**GIVEN TASK:**
Omit any picture, and return the remaining data exactly as written.

___ RECORDS FOR THIS EXERCISE ___

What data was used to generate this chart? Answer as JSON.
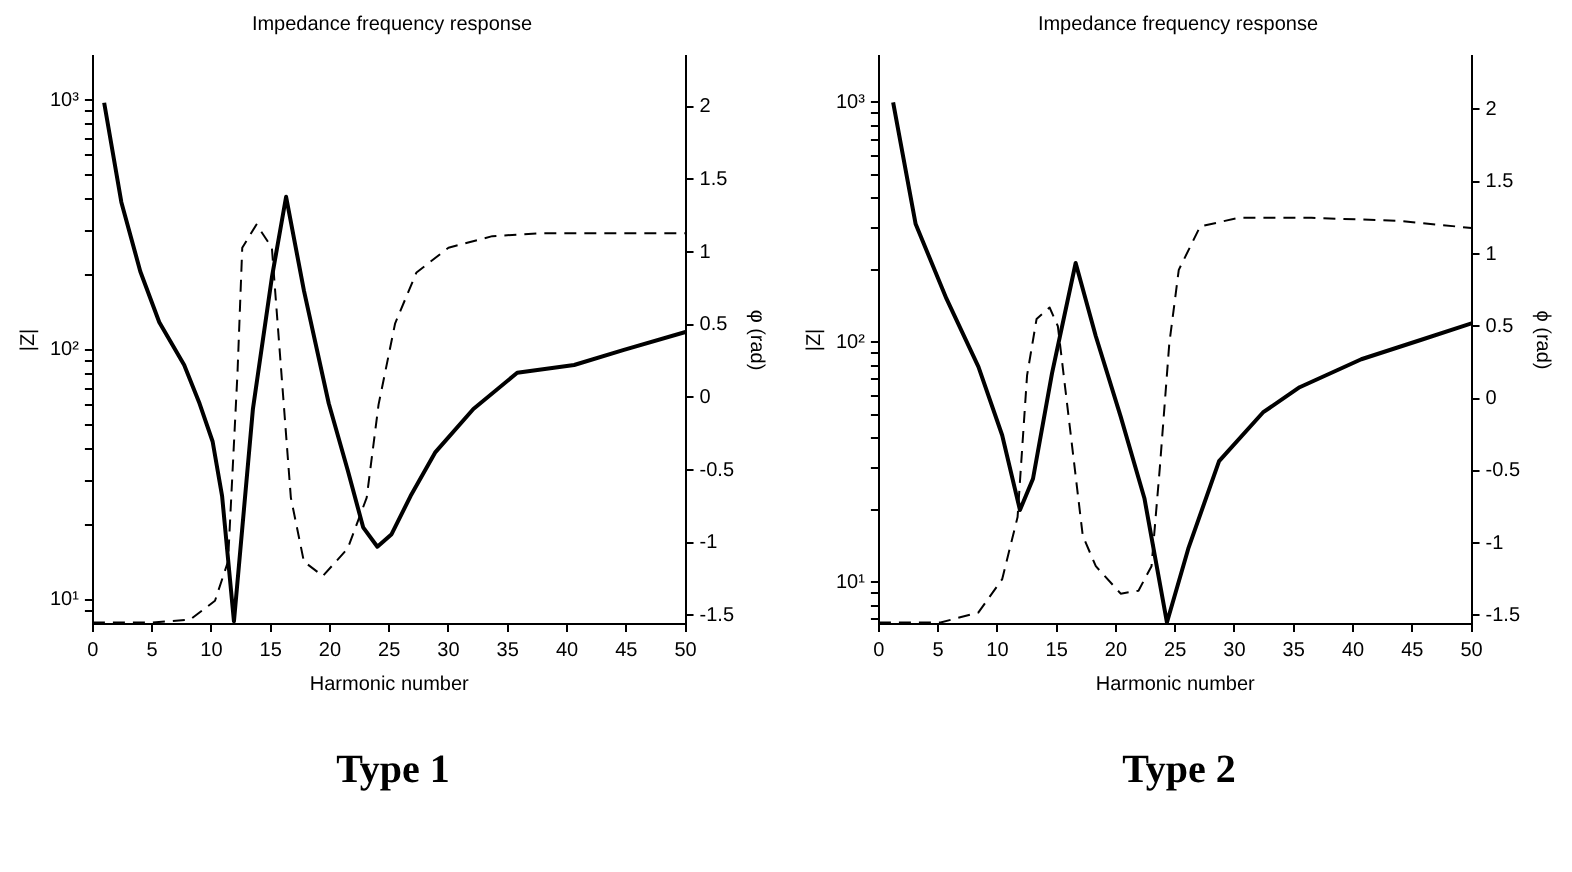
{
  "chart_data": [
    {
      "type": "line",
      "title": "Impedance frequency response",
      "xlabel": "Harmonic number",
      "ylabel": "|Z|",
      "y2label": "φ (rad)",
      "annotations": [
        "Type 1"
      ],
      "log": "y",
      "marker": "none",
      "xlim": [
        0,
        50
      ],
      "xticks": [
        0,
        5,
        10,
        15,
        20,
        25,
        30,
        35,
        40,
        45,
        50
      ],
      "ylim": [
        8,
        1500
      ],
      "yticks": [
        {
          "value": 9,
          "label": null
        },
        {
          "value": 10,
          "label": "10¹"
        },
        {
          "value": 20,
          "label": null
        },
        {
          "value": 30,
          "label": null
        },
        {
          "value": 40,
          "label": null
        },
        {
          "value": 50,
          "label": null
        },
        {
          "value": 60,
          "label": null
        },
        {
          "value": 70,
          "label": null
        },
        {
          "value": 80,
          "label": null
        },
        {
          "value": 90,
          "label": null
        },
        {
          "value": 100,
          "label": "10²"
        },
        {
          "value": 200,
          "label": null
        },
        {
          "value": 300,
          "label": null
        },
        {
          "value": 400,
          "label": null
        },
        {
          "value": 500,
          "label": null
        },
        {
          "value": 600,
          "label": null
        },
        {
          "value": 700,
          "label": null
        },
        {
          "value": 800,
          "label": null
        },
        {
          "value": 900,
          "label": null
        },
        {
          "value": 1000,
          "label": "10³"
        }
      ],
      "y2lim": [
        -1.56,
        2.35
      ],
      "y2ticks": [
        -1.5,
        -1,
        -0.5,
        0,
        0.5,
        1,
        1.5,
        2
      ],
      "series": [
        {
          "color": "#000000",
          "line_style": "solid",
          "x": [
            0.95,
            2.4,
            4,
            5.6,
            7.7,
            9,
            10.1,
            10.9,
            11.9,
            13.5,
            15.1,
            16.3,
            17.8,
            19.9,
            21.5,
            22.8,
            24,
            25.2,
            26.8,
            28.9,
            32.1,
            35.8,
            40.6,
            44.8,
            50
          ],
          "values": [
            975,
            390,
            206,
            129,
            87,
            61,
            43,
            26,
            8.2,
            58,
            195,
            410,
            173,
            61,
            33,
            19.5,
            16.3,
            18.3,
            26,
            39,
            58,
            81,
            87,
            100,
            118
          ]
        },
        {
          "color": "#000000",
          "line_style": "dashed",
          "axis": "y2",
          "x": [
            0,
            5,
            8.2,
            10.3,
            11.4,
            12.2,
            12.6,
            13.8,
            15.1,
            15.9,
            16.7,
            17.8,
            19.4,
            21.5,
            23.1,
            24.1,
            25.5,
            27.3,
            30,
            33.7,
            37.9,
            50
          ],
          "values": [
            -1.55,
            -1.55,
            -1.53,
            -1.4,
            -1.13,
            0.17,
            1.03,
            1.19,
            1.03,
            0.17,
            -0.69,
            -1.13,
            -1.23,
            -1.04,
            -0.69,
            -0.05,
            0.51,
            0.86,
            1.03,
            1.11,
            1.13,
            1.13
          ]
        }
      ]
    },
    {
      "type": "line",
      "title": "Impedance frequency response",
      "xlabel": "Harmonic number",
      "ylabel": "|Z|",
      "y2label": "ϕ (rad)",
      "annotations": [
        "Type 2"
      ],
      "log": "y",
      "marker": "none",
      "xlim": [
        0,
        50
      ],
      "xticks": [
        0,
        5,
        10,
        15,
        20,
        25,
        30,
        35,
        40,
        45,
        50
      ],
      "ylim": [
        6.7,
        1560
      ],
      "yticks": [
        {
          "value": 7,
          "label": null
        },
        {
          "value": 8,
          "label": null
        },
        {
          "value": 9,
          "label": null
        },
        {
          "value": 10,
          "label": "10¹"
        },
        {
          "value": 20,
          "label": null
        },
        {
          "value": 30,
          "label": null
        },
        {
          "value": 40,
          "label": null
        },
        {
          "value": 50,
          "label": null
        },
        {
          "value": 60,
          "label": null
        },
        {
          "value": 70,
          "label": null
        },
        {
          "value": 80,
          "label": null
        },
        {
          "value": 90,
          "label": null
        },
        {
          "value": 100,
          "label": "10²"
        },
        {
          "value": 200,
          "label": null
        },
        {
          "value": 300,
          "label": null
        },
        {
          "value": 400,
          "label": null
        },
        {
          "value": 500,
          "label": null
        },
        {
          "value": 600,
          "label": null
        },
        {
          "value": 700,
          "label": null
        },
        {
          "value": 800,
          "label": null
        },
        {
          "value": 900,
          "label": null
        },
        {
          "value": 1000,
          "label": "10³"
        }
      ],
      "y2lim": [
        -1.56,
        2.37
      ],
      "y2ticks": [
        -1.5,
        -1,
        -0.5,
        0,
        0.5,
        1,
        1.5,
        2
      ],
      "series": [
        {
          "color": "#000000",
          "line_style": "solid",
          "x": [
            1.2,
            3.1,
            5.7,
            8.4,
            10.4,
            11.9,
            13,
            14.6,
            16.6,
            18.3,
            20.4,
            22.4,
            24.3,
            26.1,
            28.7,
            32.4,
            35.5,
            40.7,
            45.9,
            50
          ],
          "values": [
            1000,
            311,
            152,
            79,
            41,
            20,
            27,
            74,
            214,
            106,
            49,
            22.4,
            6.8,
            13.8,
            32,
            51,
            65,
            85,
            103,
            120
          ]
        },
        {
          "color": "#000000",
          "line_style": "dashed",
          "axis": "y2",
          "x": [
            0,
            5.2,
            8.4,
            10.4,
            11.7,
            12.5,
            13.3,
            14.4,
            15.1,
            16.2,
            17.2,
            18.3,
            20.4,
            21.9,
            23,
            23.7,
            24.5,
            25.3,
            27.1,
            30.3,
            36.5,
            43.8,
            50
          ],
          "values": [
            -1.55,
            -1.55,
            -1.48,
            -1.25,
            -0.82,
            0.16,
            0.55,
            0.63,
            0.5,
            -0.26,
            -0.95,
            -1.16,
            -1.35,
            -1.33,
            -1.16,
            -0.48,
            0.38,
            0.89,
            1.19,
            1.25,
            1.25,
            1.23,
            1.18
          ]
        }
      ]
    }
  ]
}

___

**EXERCISE SOLUTION:**
What data was used to generate this chart? Answer as JSON.
{
  "chart_data": [
    {
      "type": "line",
      "title": "Impedance frequency response",
      "xlabel": "Harmonic number",
      "ylabel": "|Z|",
      "y2label": "φ (rad)",
      "annotations": [
        "Type 1"
      ],
      "log": "y",
      "marker": "none",
      "xlim": [
        0,
        50
      ],
      "xticks": [
        0,
        5,
        10,
        15,
        20,
        25,
        30,
        35,
        40,
        45,
        50
      ],
      "ylim": [
        8,
        1500
      ],
      "yticks": [
        {
          "value": 9,
          "label": null
        },
        {
          "value": 10,
          "label": "10¹"
        },
        {
          "value": 20,
          "label": null
        },
        {
          "value": 30,
          "label": null
        },
        {
          "value": 40,
          "label": null
        },
        {
          "value": 50,
          "label": null
        },
        {
          "value": 60,
          "label": null
        },
        {
          "value": 70,
          "label": null
        },
        {
          "value": 80,
          "label": null
        },
        {
          "value": 90,
          "label": null
        },
        {
          "value": 100,
          "label": "10²"
        },
        {
          "value": 200,
          "label": null
        },
        {
          "value": 300,
          "label": null
        },
        {
          "value": 400,
          "label": null
        },
        {
          "value": 500,
          "label": null
        },
        {
          "value": 600,
          "label": null
        },
        {
          "value": 700,
          "label": null
        },
        {
          "value": 800,
          "label": null
        },
        {
          "value": 900,
          "label": null
        },
        {
          "value": 1000,
          "label": "10³"
        }
      ],
      "y2lim": [
        -1.56,
        2.35
      ],
      "y2ticks": [
        -1.5,
        -1,
        -0.5,
        0,
        0.5,
        1,
        1.5,
        2
      ],
      "series": [
        {
          "color": "#000000",
          "line_style": "solid",
          "x": [
            0.95,
            2.4,
            4,
            5.6,
            7.7,
            9,
            10.1,
            10.9,
            11.9,
            13.5,
            15.1,
            16.3,
            17.8,
            19.9,
            21.5,
            22.8,
            24,
            25.2,
            26.8,
            28.9,
            32.1,
            35.8,
            40.6,
            44.8,
            50
          ],
          "values": [
            975,
            390,
            206,
            129,
            87,
            61,
            43,
            26,
            8.2,
            58,
            195,
            410,
            173,
            61,
            33,
            19.5,
            16.3,
            18.3,
            26,
            39,
            58,
            81,
            87,
            100,
            118
          ]
        },
        {
          "color": "#000000",
          "line_style": "dashed",
          "axis": "y2",
          "x": [
            0,
            5,
            8.2,
            10.3,
            11.4,
            12.2,
            12.6,
            13.8,
            15.1,
            15.9,
            16.7,
            17.8,
            19.4,
            21.5,
            23.1,
            24.1,
            25.5,
            27.3,
            30,
            33.7,
            37.9,
            50
          ],
          "values": [
            -1.55,
            -1.55,
            -1.53,
            -1.4,
            -1.13,
            0.17,
            1.03,
            1.19,
            1.03,
            0.17,
            -0.69,
            -1.13,
            -1.23,
            -1.04,
            -0.69,
            -0.05,
            0.51,
            0.86,
            1.03,
            1.11,
            1.13,
            1.13
          ]
        }
      ]
    },
    {
      "type": "line",
      "title": "Impedance frequency response",
      "xlabel": "Harmonic number",
      "ylabel": "|Z|",
      "y2label": "ϕ (rad)",
      "annotations": [
        "Type 2"
      ],
      "log": "y",
      "marker": "none",
      "xlim": [
        0,
        50
      ],
      "xticks": [
        0,
        5,
        10,
        15,
        20,
        25,
        30,
        35,
        40,
        45,
        50
      ],
      "ylim": [
        6.7,
        1560
      ],
      "yticks": [
        {
          "value": 7,
          "label": null
        },
        {
          "value": 8,
          "label": null
        },
        {
          "value": 9,
          "label": null
        },
        {
          "value": 10,
          "label": "10¹"
        },
        {
          "value": 20,
          "label": null
        },
        {
          "value": 30,
          "label": null
        },
        {
          "value": 40,
          "label": null
        },
        {
          "value": 50,
          "label": null
        },
        {
          "value": 60,
          "label": null
        },
        {
          "value": 70,
          "label": null
        },
        {
          "value": 80,
          "label": null
        },
        {
          "value": 90,
          "label": null
        },
        {
          "value": 100,
          "label": "10²"
        },
        {
          "value": 200,
          "label": null
        },
        {
          "value": 300,
          "label": null
        },
        {
          "value": 400,
          "label": null
        },
        {
          "value": 500,
          "label": null
        },
        {
          "value": 600,
          "label": null
        },
        {
          "value": 700,
          "label": null
        },
        {
          "value": 800,
          "label": null
        },
        {
          "value": 900,
          "label": null
        },
        {
          "value": 1000,
          "label": "10³"
        }
      ],
      "y2lim": [
        -1.56,
        2.37
      ],
      "y2ticks": [
        -1.5,
        -1,
        -0.5,
        0,
        0.5,
        1,
        1.5,
        2
      ],
      "series": [
        {
          "color": "#000000",
          "line_style": "solid",
          "x": [
            1.2,
            3.1,
            5.7,
            8.4,
            10.4,
            11.9,
            13,
            14.6,
            16.6,
            18.3,
            20.4,
            22.4,
            24.3,
            26.1,
            28.7,
            32.4,
            35.5,
            40.7,
            45.9,
            50
          ],
          "values": [
            1000,
            311,
            152,
            79,
            41,
            20,
            27,
            74,
            214,
            106,
            49,
            22.4,
            6.8,
            13.8,
            32,
            51,
            65,
            85,
            103,
            120
          ]
        },
        {
          "color": "#000000",
          "line_style": "dashed",
          "axis": "y2",
          "x": [
            0,
            5.2,
            8.4,
            10.4,
            11.7,
            12.5,
            13.3,
            14.4,
            15.1,
            16.2,
            17.2,
            18.3,
            20.4,
            21.9,
            23,
            23.7,
            24.5,
            25.3,
            27.1,
            30.3,
            36.5,
            43.8,
            50
          ],
          "values": [
            -1.55,
            -1.55,
            -1.48,
            -1.25,
            -0.82,
            0.16,
            0.55,
            0.63,
            0.5,
            -0.26,
            -0.95,
            -1.16,
            -1.35,
            -1.33,
            -1.16,
            -0.48,
            0.38,
            0.89,
            1.19,
            1.25,
            1.25,
            1.23,
            1.18
          ]
        }
      ]
    }
  ]
}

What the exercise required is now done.